Check each line of the records below and collect those holding "JSON".

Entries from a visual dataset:
********************

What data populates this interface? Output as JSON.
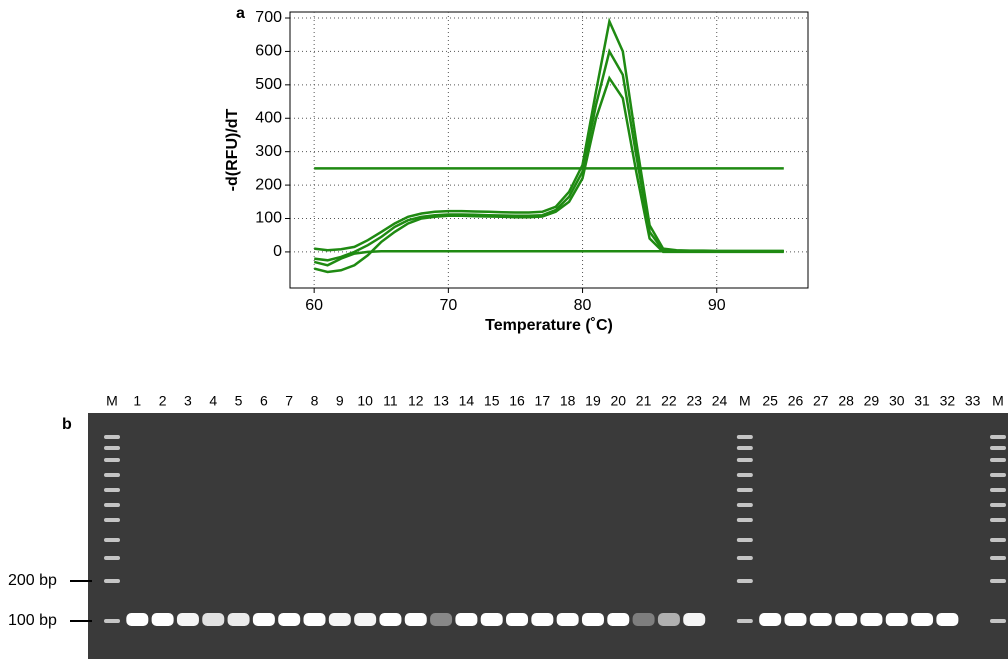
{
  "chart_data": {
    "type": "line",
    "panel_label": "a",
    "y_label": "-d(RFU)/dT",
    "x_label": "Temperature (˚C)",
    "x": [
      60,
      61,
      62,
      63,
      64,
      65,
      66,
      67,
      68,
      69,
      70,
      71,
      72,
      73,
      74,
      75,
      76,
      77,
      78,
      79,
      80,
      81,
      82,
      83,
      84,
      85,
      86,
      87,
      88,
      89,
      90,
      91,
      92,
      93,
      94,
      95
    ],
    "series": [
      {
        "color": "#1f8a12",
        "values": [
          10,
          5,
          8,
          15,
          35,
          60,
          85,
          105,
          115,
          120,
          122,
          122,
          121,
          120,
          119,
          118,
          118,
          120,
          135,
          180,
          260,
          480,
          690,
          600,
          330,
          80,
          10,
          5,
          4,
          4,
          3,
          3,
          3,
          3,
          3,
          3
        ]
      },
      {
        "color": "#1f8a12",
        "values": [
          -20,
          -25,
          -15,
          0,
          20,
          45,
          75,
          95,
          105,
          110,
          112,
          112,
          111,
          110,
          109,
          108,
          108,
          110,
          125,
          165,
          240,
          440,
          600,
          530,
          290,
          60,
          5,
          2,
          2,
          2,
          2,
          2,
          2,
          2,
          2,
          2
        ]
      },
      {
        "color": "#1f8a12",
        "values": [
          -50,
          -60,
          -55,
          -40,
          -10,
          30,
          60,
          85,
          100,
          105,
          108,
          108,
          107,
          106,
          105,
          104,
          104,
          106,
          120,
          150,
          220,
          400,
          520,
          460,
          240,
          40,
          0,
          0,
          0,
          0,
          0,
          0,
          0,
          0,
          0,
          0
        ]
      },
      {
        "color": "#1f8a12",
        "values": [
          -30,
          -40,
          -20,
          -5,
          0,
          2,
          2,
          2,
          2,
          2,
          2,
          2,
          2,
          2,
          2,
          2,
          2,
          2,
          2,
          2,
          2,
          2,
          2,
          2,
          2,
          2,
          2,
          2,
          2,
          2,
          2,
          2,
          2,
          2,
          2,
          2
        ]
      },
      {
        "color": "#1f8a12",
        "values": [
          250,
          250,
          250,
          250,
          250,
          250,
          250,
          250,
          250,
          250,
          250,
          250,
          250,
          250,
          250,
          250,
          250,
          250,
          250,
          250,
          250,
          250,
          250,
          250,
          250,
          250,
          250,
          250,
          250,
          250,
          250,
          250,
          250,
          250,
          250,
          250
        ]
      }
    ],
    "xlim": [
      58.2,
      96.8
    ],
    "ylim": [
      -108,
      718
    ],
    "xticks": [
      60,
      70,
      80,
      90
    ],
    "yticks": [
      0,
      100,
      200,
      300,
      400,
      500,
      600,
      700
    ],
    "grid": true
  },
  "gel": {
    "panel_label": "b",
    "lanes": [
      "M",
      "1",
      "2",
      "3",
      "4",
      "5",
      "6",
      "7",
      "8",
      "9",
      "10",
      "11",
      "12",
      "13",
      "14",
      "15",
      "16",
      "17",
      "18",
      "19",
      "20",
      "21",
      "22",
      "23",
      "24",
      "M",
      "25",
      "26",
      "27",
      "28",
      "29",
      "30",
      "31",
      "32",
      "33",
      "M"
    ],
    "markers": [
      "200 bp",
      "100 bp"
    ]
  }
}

********************

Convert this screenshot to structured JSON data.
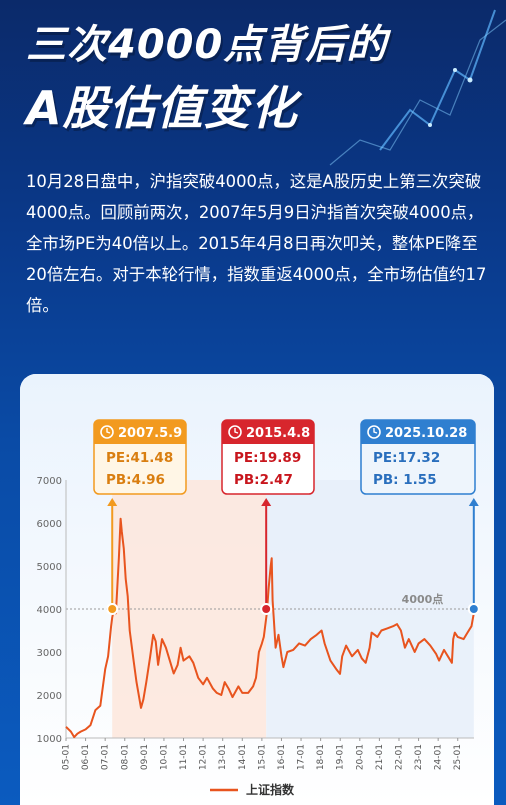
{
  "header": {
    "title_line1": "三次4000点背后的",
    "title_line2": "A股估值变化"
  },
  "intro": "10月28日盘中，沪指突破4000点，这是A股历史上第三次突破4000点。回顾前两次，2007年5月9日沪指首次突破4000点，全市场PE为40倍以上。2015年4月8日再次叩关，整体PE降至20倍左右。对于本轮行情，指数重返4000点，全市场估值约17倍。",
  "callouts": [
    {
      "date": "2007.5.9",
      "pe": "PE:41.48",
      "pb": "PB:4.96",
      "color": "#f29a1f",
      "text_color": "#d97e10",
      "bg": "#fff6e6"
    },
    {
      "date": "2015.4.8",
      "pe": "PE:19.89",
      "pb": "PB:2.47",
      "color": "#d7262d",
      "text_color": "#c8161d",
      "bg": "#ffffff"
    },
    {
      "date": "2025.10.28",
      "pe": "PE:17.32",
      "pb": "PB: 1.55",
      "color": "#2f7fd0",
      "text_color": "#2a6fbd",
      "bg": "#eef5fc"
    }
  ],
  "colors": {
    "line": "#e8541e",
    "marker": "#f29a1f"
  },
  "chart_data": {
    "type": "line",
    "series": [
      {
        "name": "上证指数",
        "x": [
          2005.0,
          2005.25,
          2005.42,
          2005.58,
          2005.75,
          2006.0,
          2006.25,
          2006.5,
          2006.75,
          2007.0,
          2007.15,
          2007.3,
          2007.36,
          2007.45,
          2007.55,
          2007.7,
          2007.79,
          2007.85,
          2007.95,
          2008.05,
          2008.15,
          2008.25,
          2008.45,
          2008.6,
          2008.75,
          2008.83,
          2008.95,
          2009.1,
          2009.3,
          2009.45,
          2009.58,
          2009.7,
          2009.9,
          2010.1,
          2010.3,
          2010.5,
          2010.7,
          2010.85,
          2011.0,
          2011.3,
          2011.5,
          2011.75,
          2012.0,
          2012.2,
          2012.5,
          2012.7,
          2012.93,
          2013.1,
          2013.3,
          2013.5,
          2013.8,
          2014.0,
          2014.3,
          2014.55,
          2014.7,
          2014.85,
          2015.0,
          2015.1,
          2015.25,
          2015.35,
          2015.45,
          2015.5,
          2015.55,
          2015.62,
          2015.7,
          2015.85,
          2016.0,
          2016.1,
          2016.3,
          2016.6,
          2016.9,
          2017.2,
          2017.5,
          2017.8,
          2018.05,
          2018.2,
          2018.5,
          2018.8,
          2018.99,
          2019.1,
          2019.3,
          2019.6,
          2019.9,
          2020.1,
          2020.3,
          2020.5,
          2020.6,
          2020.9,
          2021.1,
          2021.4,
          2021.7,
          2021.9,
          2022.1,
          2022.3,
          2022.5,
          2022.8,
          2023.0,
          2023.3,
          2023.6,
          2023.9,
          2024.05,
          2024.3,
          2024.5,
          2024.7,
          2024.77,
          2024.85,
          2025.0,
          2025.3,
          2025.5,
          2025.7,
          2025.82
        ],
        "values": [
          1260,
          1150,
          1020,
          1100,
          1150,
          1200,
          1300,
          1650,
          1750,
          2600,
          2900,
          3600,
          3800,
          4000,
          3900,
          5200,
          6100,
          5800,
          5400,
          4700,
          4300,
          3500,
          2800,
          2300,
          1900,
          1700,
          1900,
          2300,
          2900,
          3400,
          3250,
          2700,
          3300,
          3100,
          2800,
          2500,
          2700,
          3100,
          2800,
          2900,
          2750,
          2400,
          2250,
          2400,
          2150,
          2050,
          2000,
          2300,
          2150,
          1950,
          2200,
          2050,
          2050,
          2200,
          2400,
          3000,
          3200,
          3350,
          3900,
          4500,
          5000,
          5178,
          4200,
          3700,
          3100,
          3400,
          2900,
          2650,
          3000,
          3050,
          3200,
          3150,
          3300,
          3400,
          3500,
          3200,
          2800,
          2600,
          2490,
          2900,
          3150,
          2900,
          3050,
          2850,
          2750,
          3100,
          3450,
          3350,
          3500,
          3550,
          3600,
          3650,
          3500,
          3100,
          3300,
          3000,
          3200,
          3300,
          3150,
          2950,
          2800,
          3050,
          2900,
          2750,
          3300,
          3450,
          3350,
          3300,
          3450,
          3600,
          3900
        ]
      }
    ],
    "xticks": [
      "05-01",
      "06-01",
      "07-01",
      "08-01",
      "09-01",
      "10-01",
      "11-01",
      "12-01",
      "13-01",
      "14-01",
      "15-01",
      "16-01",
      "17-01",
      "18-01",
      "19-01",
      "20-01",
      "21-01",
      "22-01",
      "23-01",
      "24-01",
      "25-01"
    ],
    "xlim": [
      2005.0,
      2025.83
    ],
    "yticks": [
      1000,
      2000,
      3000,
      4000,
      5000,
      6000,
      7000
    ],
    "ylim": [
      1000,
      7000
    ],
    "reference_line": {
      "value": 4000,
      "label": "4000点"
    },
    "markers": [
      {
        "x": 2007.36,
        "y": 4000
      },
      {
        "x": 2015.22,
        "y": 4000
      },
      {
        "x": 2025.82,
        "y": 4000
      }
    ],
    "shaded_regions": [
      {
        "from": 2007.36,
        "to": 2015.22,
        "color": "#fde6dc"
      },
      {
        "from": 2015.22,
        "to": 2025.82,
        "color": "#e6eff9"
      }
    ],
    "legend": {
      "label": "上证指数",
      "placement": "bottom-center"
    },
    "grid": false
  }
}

********************

* [Solution to this task]
What data populates this interface? Output as JSON.
Convert this screenshot to structured JSON data.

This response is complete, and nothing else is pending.